▶ _Problem to work on_:
Reproduce each of the rows below word for word, keeping their order and making no changes.

▶ _Dataset excerpts_:
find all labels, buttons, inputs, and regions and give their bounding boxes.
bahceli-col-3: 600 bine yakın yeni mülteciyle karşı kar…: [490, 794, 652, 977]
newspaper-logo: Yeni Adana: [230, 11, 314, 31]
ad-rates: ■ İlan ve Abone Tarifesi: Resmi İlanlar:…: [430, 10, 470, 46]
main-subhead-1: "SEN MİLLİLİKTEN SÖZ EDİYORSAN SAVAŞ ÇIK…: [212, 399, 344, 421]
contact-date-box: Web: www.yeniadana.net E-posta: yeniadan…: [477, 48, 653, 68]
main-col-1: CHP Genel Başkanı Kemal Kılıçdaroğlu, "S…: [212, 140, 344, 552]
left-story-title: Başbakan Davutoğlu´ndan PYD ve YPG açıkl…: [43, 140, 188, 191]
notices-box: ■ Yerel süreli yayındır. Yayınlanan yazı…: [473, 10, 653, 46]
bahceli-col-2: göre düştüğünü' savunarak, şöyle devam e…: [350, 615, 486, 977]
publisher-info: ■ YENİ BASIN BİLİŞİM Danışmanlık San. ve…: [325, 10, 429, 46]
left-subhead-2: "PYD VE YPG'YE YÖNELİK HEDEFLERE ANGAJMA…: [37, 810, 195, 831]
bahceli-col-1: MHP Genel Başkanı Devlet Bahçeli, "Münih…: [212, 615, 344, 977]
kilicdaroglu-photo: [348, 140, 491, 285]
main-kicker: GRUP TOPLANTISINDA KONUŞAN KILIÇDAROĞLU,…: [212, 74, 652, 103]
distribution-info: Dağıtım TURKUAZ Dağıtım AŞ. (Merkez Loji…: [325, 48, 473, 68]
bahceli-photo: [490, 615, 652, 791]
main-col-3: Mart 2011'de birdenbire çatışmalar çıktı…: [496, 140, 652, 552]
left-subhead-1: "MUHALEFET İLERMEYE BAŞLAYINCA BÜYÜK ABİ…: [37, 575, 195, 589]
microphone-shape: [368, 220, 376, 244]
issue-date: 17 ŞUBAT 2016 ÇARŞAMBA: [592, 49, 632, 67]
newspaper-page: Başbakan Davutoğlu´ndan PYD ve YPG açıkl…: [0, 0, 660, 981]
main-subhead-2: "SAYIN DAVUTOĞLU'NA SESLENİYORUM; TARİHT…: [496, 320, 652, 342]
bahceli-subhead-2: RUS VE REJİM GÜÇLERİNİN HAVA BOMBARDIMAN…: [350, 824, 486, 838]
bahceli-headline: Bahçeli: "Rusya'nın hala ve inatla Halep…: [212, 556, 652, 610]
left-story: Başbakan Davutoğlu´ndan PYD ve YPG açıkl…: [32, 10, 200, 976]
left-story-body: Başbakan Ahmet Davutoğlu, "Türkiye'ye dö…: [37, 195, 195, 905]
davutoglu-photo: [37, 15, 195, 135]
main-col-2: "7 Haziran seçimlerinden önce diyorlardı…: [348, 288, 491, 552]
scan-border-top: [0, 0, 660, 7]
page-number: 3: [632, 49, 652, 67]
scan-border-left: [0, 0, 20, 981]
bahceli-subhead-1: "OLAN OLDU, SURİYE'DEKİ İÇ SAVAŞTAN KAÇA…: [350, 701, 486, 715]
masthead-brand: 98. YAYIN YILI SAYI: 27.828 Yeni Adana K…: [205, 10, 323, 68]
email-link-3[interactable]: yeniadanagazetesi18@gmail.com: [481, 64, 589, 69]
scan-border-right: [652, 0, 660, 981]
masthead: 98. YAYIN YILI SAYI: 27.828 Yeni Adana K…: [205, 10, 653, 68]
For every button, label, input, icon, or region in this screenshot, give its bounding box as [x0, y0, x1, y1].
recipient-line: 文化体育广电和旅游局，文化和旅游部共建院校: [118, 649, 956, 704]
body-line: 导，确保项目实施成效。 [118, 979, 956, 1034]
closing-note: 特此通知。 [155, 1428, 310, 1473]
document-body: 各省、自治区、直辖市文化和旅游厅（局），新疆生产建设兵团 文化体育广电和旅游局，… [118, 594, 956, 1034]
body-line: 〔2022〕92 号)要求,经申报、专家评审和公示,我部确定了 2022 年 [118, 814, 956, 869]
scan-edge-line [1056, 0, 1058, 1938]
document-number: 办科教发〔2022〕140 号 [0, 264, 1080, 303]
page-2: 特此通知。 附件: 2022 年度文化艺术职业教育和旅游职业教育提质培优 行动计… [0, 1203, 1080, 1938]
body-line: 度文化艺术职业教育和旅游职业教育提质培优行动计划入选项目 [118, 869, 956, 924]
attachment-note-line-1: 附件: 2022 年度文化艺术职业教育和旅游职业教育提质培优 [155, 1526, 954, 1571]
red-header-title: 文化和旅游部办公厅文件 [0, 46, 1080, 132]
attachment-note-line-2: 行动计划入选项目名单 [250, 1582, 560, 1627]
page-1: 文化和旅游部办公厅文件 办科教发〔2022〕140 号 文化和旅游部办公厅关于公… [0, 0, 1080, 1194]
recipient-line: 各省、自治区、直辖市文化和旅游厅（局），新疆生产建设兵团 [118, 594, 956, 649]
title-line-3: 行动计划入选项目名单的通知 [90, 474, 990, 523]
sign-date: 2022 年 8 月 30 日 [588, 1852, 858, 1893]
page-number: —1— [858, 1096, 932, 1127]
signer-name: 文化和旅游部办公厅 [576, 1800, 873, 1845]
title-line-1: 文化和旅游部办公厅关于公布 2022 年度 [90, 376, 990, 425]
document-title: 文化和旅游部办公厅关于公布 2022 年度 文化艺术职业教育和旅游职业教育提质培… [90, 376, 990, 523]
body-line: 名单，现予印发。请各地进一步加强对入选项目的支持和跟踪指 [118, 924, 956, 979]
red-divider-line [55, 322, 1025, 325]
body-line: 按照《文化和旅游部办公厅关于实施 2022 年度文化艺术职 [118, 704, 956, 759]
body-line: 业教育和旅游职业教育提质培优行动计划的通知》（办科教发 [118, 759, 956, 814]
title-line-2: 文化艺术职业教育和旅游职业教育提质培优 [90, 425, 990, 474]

▶ _Output of the exercise_:
find all labels, buttons, inputs, and regions and give their bounding boxes.
bahceli-col-3: 600 bine yakın yeni mülteciyle karşı kar…: [490, 794, 652, 977]
newspaper-logo: Yeni Adana: [230, 11, 314, 31]
ad-rates: ■ İlan ve Abone Tarifesi: Resmi İlanlar:…: [430, 10, 470, 46]
main-subhead-1: "SEN MİLLİLİKTEN SÖZ EDİYORSAN SAVAŞ ÇIK…: [212, 399, 344, 421]
contact-date-box: Web: www.yeniadana.net E-posta: yeniadan…: [477, 48, 653, 68]
main-col-1: CHP Genel Başkanı Kemal Kılıçdaroğlu, "S…: [212, 140, 344, 552]
left-story-title: Başbakan Davutoğlu´ndan PYD ve YPG açıkl…: [43, 140, 188, 191]
notices-box: ■ Yerel süreli yayındır. Yayınlanan yazı…: [473, 10, 653, 46]
bahceli-col-2: göre düştüğünü' savunarak, şöyle devam e…: [350, 615, 486, 977]
publisher-info: ■ YENİ BASIN BİLİŞİM Danışmanlık San. ve…: [325, 10, 429, 46]
left-subhead-2: "PYD VE YPG'YE YÖNELİK HEDEFLERE ANGAJMA…: [37, 810, 195, 831]
bahceli-col-1: MHP Genel Başkanı Devlet Bahçeli, "Münih…: [212, 615, 344, 977]
kilicdaroglu-photo: [348, 140, 491, 285]
main-kicker: GRUP TOPLANTISINDA KONUŞAN KILIÇDAROĞLU,…: [212, 74, 652, 103]
distribution-info: Dağıtım TURKUAZ Dağıtım AŞ. (Merkez Loji…: [325, 48, 473, 68]
bahceli-photo: [490, 615, 652, 791]
main-col-3: Mart 2011'de birdenbire çatışmalar çıktı…: [496, 140, 652, 552]
left-subhead-1: "MUHALEFET İLERMEYE BAŞLAYINCA BÜYÜK ABİ…: [37, 575, 195, 589]
microphone-shape: [368, 220, 376, 244]
issue-date: 17 ŞUBAT 2016 ÇARŞAMBA: [592, 49, 632, 67]
newspaper-page: Başbakan Davutoğlu´ndan PYD ve YPG açıkl…: [0, 0, 660, 981]
main-subhead-2: "SAYIN DAVUTOĞLU'NA SESLENİYORUM; TARİHT…: [496, 320, 652, 342]
bahceli-subhead-2: RUS VE REJİM GÜÇLERİNİN HAVA BOMBARDIMAN…: [350, 824, 486, 838]
bahceli-headline: Bahçeli: "Rusya'nın hala ve inatla Halep…: [212, 556, 652, 610]
left-story: Başbakan Davutoğlu´ndan PYD ve YPG açıkl…: [32, 10, 200, 976]
left-story-body: Başbakan Ahmet Davutoğlu, "Türkiye'ye dö…: [37, 195, 195, 905]
davutoglu-photo: [37, 15, 195, 135]
main-col-2: "7 Haziran seçimlerinden önce diyorlardı…: [348, 288, 491, 552]
scan-border-top: [0, 0, 660, 7]
page-number: 3: [632, 49, 652, 67]
scan-border-left: [0, 0, 20, 981]
bahceli-subhead-1: "OLAN OLDU, SURİYE'DEKİ İÇ SAVAŞTAN KAÇA…: [350, 701, 486, 715]
masthead-brand: 98. YAYIN YILI SAYI: 27.828 Yeni Adana K…: [205, 10, 323, 68]
email-link-3[interactable]: yeniadanagazetesi18@gmail.com: [481, 64, 589, 69]
scan-border-right: [652, 0, 660, 981]
masthead: 98. YAYIN YILI SAYI: 27.828 Yeni Adana K…: [205, 10, 653, 68]
For every button, label, input, icon, or region in this screenshot, give its bounding box as [x0, y0, x1, y1].
recipient-line: 文化体育广电和旅游局，文化和旅游部共建院校: [118, 649, 956, 704]
body-line: 导，确保项目实施成效。 [118, 979, 956, 1034]
closing-note: 特此通知。 [155, 1428, 310, 1473]
document-body: 各省、自治区、直辖市文化和旅游厅（局），新疆生产建设兵团 文化体育广电和旅游局，… [118, 594, 956, 1034]
body-line: 〔2022〕92 号)要求,经申报、专家评审和公示,我部确定了 2022 年 [118, 814, 956, 869]
scan-edge-line [1056, 0, 1058, 1938]
document-number: 办科教发〔2022〕140 号 [0, 264, 1080, 303]
page-2: 特此通知。 附件: 2022 年度文化艺术职业教育和旅游职业教育提质培优 行动计… [0, 1203, 1080, 1938]
body-line: 度文化艺术职业教育和旅游职业教育提质培优行动计划入选项目 [118, 869, 956, 924]
attachment-note-line-1: 附件: 2022 年度文化艺术职业教育和旅游职业教育提质培优 [155, 1526, 954, 1571]
red-header-title: 文化和旅游部办公厅文件 [0, 46, 1080, 132]
attachment-note-line-2: 行动计划入选项目名单 [250, 1582, 560, 1627]
page-1: 文化和旅游部办公厅文件 办科教发〔2022〕140 号 文化和旅游部办公厅关于公… [0, 0, 1080, 1194]
recipient-line: 各省、自治区、直辖市文化和旅游厅（局），新疆生产建设兵团 [118, 594, 956, 649]
title-line-3: 行动计划入选项目名单的通知 [90, 474, 990, 523]
sign-date: 2022 年 8 月 30 日 [588, 1852, 858, 1893]
page-number: —1— [858, 1096, 932, 1127]
signer-name: 文化和旅游部办公厅 [576, 1800, 873, 1845]
title-line-1: 文化和旅游部办公厅关于公布 2022 年度 [90, 376, 990, 425]
document-title: 文化和旅游部办公厅关于公布 2022 年度 文化艺术职业教育和旅游职业教育提质培… [90, 376, 990, 523]
body-line: 名单，现予印发。请各地进一步加强对入选项目的支持和跟踪指 [118, 924, 956, 979]
red-divider-line [55, 322, 1025, 325]
body-line: 按照《文化和旅游部办公厅关于实施 2022 年度文化艺术职 [118, 704, 956, 759]
body-line: 业教育和旅游职业教育提质培优行动计划的通知》（办科教发 [118, 759, 956, 814]
title-line-2: 文化艺术职业教育和旅游职业教育提质培优 [90, 425, 990, 474]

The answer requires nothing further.